* Task to complete *
Reproduce all entries verbatim, with nothing added or dropped.

* Information supplied *

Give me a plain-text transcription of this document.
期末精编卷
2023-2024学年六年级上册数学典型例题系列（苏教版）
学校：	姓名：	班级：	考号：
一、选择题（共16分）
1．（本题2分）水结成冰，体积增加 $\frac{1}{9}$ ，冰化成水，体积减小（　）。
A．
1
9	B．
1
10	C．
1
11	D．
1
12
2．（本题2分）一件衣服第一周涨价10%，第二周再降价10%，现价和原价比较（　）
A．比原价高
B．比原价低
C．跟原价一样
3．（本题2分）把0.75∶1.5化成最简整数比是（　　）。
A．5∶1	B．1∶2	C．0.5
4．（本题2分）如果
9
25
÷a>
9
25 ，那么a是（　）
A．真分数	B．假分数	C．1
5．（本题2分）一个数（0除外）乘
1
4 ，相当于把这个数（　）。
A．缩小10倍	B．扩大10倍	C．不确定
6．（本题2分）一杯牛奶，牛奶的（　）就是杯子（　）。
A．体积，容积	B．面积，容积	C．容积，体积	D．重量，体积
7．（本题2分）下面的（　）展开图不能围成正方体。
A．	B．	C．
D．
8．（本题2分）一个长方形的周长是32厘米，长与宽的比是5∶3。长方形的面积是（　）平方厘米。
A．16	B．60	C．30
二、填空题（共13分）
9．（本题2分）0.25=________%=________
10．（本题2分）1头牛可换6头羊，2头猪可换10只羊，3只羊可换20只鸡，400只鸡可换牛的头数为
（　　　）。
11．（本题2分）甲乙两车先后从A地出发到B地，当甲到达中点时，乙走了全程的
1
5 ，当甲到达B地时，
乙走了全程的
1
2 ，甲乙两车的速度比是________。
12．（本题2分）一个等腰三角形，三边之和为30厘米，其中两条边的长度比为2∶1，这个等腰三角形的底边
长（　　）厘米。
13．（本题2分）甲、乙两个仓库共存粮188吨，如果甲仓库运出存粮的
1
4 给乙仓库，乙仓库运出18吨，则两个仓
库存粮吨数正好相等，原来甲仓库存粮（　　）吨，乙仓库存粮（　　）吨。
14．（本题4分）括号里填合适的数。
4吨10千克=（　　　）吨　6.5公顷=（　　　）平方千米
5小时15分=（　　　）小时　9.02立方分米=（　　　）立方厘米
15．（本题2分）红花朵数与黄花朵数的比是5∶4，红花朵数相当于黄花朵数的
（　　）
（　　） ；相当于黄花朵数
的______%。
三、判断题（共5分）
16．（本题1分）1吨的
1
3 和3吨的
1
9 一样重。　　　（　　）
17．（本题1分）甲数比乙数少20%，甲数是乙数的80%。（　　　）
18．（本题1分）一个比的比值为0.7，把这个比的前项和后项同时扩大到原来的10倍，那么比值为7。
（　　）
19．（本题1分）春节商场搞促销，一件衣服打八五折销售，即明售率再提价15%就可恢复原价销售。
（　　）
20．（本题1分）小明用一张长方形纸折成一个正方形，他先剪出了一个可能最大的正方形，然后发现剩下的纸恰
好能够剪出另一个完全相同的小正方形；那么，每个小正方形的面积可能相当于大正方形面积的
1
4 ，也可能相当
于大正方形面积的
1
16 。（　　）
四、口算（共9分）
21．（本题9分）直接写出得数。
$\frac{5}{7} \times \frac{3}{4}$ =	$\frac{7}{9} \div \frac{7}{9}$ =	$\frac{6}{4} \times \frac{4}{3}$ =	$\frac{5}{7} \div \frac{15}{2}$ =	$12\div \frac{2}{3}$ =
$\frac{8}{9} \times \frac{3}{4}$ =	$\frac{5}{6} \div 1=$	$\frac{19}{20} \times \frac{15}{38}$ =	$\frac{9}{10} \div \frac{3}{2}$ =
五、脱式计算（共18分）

* Answer to this exercise *
Give me a plain-text transcription of this document.
期末精编卷
2023-2024学年六年级上册数学典型例题系列（苏教版）
学校：	姓名：	班级：	考号：
一、选择题（共16分）
1．（本题2分）水结成冰，体积增加 $\frac{1}{9}$ ，冰化成水，体积减小（　）。
A．
1
9	B．
1
10	C．
1
11	D．
1
12
2．（本题2分）一件衣服第一周涨价10%，第二周再降价10%，现价和原价比较（　）
A．比原价高
B．比原价低
C．跟原价一样
3．（本题2分）把0.75∶1.5化成最简整数比是（　　）。
A．5∶1	B．1∶2	C．0.5
4．（本题2分）如果
9
25
÷a>
9
25 ，那么a是（　）
A．真分数	B．假分数	C．1
5．（本题2分）一个数（0除外）乘
1
4 ，相当于把这个数（　）。
A．缩小10倍	B．扩大10倍	C．不确定
6．（本题2分）一杯牛奶，牛奶的（　）就是杯子（　）。
A．体积，容积	B．面积，容积	C．容积，体积	D．重量，体积
7．（本题2分）下面的（　）展开图不能围成正方体。
A．	B．	C．
D．
8．（本题2分）一个长方形的周长是32厘米，长与宽的比是5∶3。长方形的面积是（　）平方厘米。
A．16	B．60	C．30
二、填空题（共13分）
9．（本题2分）0.25=________%=________
10．（本题2分）1头牛可换6头羊，2头猪可换10只羊，3只羊可换20只鸡，400只鸡可换牛的头数为
（　　　）。
11．（本题2分）甲乙两车先后从A地出发到B地，当甲到达中点时，乙走了全程的
1
5 ，当甲到达B地时，
乙走了全程的
1
2 ，甲乙两车的速度比是________。
12．（本题2分）一个等腰三角形，三边之和为30厘米，其中两条边的长度比为2∶1，这个等腰三角形的底边
长（　　）厘米。
13．（本题2分）甲、乙两个仓库共存粮188吨，如果甲仓库运出存粮的
1
4 给乙仓库，乙仓库运出18吨，则两个仓
库存粮吨数正好相等，原来甲仓库存粮（　　）吨，乙仓库存粮（　　）吨。
14．（本题4分）括号里填合适的数。
4吨10千克=（　　　）吨　6.5公顷=（　　　）平方千米
5小时15分=（　　　）小时　9.02立方分米=（　　　）立方厘米
15．（本题2分）红花朵数与黄花朵数的比是5∶4，红花朵数相当于黄花朵数的
（　　）
（　　） ；相当于黄花朵数
的______%。
三、判断题（共5分）
16．（本题1分）1吨的
1
3 和3吨的
1
9 一样重。　　　（　　）
17．（本题1分）甲数比乙数少20%，甲数是乙数的80%。（　　　）
18．（本题1分）一个比的比值为0.7，把这个比的前项和后项同时扩大到原来的10倍，那么比值为7。
（　　）
19．（本题1分）春节商场搞促销，一件衣服打八五折销售，即明售率再提价15%就可恢复原价销售。
（　　）
20．（本题1分）小明用一张长方形纸折成一个正方形，他先剪出了一个可能最大的正方形，然后发现剩下的纸恰
好能够剪出另一个完全相同的小正方形；那么，每个小正方形的面积可能相当于大正方形面积的
1
4 ，也可能相当
于大正方形面积的
1
16 。（　　）
四、口算（共9分）
21．（本题9分）直接写出得数。
$\frac{5}{7} \times \frac{3}{4}$ =	$\frac{7}{9} \div \frac{7}{9}$ =	$\frac{6}{4} \times \frac{4}{3}$ =	$\frac{5}{7} \div \frac{15}{2}$ =	$12\div \frac{2}{3}$ =
$\frac{8}{9} \times \frac{3}{4}$ =	$\frac{5}{6} \div 1=$	$\frac{19}{20} \times \frac{15}{38}$ =	$\frac{9}{10} \div \frac{3}{2}$ =
五、脱式计算（共18分）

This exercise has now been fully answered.